TASK INSTRUCTIONS: Repeat every record below exactly as written.

----- THE RECORDS -----

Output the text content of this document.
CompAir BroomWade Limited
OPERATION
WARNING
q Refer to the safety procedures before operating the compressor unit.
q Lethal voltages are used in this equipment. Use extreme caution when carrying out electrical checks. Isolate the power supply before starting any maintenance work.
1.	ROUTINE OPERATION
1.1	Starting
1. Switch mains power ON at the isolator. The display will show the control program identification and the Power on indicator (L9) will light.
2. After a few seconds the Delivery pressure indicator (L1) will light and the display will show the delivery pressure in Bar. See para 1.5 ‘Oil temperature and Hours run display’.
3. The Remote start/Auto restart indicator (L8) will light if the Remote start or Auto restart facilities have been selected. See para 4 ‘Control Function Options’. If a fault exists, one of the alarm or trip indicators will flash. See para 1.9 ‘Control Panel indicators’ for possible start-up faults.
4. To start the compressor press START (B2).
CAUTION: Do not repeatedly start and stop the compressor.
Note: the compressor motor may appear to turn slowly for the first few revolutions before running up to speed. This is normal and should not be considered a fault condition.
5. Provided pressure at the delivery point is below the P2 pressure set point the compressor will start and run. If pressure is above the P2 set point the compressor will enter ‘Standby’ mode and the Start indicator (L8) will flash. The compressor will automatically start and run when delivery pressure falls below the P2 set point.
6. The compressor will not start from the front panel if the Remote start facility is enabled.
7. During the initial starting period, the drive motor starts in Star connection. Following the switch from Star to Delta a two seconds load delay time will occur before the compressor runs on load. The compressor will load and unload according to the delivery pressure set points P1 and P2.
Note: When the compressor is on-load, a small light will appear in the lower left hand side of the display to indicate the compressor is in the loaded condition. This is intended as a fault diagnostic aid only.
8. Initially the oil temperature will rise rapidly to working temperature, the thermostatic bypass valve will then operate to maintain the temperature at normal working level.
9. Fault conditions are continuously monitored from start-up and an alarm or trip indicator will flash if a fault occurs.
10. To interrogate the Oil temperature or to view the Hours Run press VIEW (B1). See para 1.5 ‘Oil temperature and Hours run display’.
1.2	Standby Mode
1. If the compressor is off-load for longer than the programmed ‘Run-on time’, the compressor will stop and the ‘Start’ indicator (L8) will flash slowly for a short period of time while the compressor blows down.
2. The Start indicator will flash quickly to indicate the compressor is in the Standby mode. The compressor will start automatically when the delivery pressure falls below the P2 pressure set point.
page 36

-----

WRITTEN SOLUTION:
Output the text content of this document.
CompAir BroomWade Limited
OPERATION
WARNING
q Refer to the safety procedures before operating the compressor unit.
q Lethal voltages are used in this equipment. Use extreme caution when carrying out electrical checks. Isolate the power supply before starting any maintenance work.
1.	ROUTINE OPERATION
1.1	Starting
1. Switch mains power ON at the isolator. The display will show the control program identification and the Power on indicator (L9) will light.
2. After a few seconds the Delivery pressure indicator (L1) will light and the display will show the delivery pressure in Bar. See para 1.5 ‘Oil temperature and Hours run display’.
3. The Remote start/Auto restart indicator (L8) will light if the Remote start or Auto restart facilities have been selected. See para 4 ‘Control Function Options’. If a fault exists, one of the alarm or trip indicators will flash. See para 1.9 ‘Control Panel indicators’ for possible start-up faults.
4. To start the compressor press START (B2).
CAUTION: Do not repeatedly start and stop the compressor.
Note: the compressor motor may appear to turn slowly for the first few revolutions before running up to speed. This is normal and should not be considered a fault condition.
5. Provided pressure at the delivery point is below the P2 pressure set point the compressor will start and run. If pressure is above the P2 set point the compressor will enter ‘Standby’ mode and the Start indicator (L8) will flash. The compressor will automatically start and run when delivery pressure falls below the P2 set point.
6. The compressor will not start from the front panel if the Remote start facility is enabled.
7. During the initial starting period, the drive motor starts in Star connection. Following the switch from Star to Delta a two seconds load delay time will occur before the compressor runs on load. The compressor will load and unload according to the delivery pressure set points P1 and P2.
Note: When the compressor is on-load, a small light will appear in the lower left hand side of the display to indicate the compressor is in the loaded condition. This is intended as a fault diagnostic aid only.
8. Initially the oil temperature will rise rapidly to working temperature, the thermostatic bypass valve will then operate to maintain the temperature at normal working level.
9. Fault conditions are continuously monitored from start-up and an alarm or trip indicator will flash if a fault occurs.
10. To interrogate the Oil temperature or to view the Hours Run press VIEW (B1). See para 1.5 ‘Oil temperature and Hours run display’.
1.2	Standby Mode
1. If the compressor is off-load for longer than the programmed ‘Run-on time’, the compressor will stop and the ‘Start’ indicator (L8) will flash slowly for a short period of time while the compressor blows down.
2. The Start indicator will flash quickly to indicate the compressor is in the Standby mode. The compressor will start automatically when the delivery pressure falls below the P2 pressure set point.
page 36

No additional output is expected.